start RECORDED INFORMATION

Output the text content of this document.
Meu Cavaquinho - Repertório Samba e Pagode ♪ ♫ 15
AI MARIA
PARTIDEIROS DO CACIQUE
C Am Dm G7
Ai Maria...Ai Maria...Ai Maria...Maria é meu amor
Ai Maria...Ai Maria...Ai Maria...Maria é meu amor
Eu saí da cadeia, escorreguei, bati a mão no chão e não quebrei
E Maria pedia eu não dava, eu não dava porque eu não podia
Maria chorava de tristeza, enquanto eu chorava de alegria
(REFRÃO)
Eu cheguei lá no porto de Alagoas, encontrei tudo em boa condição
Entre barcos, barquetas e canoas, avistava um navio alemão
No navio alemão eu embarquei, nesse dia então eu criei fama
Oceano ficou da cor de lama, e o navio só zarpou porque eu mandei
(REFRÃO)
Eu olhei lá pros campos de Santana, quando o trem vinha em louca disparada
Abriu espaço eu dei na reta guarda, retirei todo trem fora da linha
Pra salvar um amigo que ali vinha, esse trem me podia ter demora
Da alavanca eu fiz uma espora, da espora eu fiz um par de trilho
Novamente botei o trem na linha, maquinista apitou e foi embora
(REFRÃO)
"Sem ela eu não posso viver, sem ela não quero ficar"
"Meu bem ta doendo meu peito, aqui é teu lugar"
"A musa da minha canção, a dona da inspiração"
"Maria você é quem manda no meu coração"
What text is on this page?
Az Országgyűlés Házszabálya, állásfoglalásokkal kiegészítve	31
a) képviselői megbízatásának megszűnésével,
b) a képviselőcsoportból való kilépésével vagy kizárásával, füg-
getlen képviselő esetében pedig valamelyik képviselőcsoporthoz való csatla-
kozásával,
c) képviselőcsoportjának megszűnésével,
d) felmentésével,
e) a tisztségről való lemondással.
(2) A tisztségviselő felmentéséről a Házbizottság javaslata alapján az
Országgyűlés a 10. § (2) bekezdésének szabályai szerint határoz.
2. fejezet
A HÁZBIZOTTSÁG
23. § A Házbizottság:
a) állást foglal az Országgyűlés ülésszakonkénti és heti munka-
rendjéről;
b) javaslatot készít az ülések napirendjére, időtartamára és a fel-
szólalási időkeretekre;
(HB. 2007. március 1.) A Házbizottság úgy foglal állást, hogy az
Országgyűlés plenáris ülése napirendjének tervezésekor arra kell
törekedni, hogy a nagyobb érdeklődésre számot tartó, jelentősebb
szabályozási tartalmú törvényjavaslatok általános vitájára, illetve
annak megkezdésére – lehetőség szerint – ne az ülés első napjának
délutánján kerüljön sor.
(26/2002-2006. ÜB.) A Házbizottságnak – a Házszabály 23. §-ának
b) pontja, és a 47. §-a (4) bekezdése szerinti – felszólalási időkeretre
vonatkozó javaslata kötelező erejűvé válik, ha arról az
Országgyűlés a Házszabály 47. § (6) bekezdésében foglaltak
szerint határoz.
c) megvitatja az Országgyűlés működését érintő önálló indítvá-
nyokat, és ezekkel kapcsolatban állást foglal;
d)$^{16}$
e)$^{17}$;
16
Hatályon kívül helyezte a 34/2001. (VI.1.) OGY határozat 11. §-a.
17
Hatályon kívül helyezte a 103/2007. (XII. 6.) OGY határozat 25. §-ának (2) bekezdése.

end RECORDED INFORMATION

INSTRUCTION:
Exactly how many lines of the listing above contain the string "linha"? Give no more than the number.

COMPLETED EXERCISE:
2